# START OF Material for this exercise

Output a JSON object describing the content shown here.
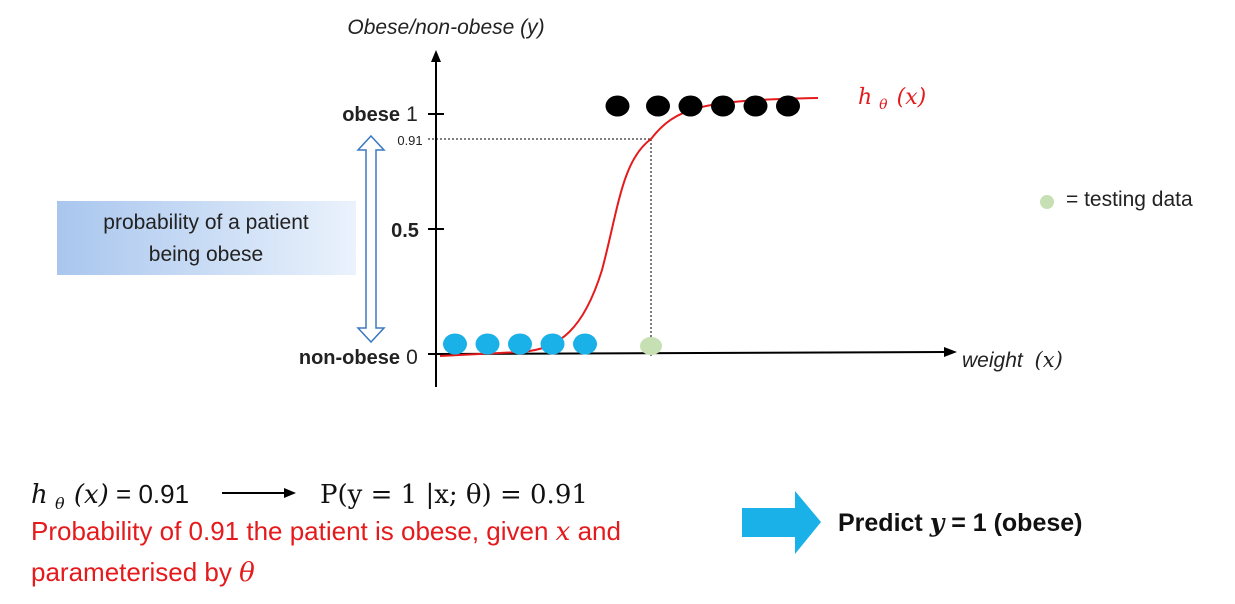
{
  "axis": {
    "y_title": "Obese/non-obese (y)",
    "x_title_word": "weight",
    "x_title_var": "(x)",
    "y_tick_top_label": "obese",
    "y_tick_top_value": "1",
    "y_tick_mid_value": "0.5",
    "y_tick_bottom_label": "non-obese",
    "y_tick_bottom_value": "0",
    "tick_091": "0.91"
  },
  "curve_label": {
    "h": "h",
    "theta": "θ",
    "arg": "(x)"
  },
  "legend": {
    "text": "= testing data",
    "color": "#c6e0b4"
  },
  "prob_box": {
    "line1": "probability of a patient",
    "line2": "being obese"
  },
  "colors": {
    "curve": "#e41a1c",
    "non_obese_points": "#1ab0e8",
    "obese_points": "#000000",
    "test_point": "#c6e0b4",
    "arrow_blue": "#1ab0e8",
    "red_text": "#e41a1c"
  },
  "chart_data": {
    "type": "scatter",
    "series": [
      {
        "values": [
          [
            1,
            0
          ],
          [
            2,
            0
          ],
          [
            3,
            0
          ],
          [
            4,
            0
          ],
          [
            5,
            0
          ]
        ]
      },
      {
        "values": [
          [
            6,
            1
          ],
          [
            7,
            1
          ],
          [
            8,
            1
          ],
          [
            9,
            1
          ],
          [
            10,
            1
          ],
          [
            11,
            1
          ]
        ]
      },
      {
        "values": [
          [
            7,
            0
          ]
        ]
      }
    ],
    "test_point": {
      "x": 7,
      "y": 0,
      "prediction": 0.91
    }
  },
  "bottom": {
    "eq_h": "h",
    "eq_theta": "θ",
    "eq_arg": "(x)",
    "eq_value": " = 0.91",
    "prob_eq": "P(y = 1 |x; θ) = 0.91",
    "red_line1_a": "Probability of 0.91 the patient is obese, given ",
    "red_line1_var": "x",
    "red_line1_b": " and",
    "red_line2_a": "parameterised by ",
    "red_line2_var": "θ",
    "predict_a": "Predict ",
    "predict_var": "y",
    "predict_b": " = 1 (obese)"
  }
}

# END OF Material for this exercise

Show all lines in the entries above where the string "patient" appears.

:: Exercise output ::
    "line1": "probability of a patient",
    "red_line1_a": "Probability of 0.91 the patient is obese, given ",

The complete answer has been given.